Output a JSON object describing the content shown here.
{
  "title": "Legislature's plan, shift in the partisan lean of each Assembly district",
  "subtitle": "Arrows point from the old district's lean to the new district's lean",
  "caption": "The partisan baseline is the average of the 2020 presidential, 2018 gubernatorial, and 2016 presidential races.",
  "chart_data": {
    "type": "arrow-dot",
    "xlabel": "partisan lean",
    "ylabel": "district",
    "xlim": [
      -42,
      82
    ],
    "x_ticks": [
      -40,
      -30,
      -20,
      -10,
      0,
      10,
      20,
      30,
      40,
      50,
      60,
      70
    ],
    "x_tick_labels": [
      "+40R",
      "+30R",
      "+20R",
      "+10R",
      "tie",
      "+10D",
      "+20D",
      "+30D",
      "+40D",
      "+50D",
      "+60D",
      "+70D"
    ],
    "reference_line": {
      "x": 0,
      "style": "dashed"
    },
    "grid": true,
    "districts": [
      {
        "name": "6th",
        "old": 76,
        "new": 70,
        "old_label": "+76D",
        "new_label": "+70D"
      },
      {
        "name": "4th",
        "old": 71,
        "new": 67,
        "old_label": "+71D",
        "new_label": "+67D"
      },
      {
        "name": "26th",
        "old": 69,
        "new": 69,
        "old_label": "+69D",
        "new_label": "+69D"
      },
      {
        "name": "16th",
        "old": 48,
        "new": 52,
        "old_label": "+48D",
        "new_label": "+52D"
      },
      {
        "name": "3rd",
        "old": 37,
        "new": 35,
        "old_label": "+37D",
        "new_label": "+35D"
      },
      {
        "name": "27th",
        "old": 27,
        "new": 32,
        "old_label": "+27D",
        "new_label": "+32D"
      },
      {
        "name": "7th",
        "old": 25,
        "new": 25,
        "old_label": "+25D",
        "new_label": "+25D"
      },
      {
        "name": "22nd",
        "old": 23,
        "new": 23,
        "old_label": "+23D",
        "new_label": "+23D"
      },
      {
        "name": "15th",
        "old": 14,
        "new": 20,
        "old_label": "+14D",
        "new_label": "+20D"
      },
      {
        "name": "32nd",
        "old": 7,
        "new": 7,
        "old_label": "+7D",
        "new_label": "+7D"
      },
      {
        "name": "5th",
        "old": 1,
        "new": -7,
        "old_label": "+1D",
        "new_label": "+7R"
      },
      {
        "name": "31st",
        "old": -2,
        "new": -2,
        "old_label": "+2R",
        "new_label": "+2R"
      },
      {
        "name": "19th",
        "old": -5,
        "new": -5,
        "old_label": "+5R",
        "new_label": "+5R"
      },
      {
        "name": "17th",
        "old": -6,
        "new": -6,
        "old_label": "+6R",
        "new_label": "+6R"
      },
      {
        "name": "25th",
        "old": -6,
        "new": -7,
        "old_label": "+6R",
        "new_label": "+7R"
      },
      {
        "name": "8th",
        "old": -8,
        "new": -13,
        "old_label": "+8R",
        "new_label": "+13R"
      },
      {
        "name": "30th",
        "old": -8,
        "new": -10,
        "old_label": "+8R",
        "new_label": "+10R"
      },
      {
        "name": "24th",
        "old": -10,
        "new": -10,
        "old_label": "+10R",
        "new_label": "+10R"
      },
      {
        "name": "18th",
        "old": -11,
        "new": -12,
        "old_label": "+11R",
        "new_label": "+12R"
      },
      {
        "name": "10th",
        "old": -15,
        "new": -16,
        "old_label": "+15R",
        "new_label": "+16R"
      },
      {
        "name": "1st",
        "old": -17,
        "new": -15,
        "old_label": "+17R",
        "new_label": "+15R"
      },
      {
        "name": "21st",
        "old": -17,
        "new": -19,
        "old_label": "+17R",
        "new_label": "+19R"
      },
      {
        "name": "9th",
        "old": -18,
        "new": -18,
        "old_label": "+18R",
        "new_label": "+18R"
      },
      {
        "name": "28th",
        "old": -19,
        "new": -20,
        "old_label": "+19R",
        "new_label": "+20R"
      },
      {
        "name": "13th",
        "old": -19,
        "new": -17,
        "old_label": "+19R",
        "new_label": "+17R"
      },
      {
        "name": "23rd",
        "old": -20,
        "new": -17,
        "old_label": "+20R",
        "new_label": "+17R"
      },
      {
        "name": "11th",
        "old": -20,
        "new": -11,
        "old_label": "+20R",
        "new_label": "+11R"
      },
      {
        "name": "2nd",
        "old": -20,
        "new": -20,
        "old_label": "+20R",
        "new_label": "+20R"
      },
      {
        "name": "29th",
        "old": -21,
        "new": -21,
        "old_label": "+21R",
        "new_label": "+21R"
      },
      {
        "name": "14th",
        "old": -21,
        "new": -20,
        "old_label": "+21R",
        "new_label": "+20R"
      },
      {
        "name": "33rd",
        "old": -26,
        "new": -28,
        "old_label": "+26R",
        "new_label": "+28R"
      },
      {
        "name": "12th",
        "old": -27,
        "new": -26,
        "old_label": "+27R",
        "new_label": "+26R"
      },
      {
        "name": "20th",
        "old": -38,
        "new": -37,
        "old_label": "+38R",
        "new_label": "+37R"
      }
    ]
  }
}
* * * * * * *
» **Task prompt**
Search the data for the word "lean" and copy each line where it appears.

» **Complete answer**
  "title": "Legislature's plan, shift in the partisan lean of each Assembly district",
  "subtitle": "Arrows point from the old district's lean to the new district's lean",
    "xlabel": "partisan lean",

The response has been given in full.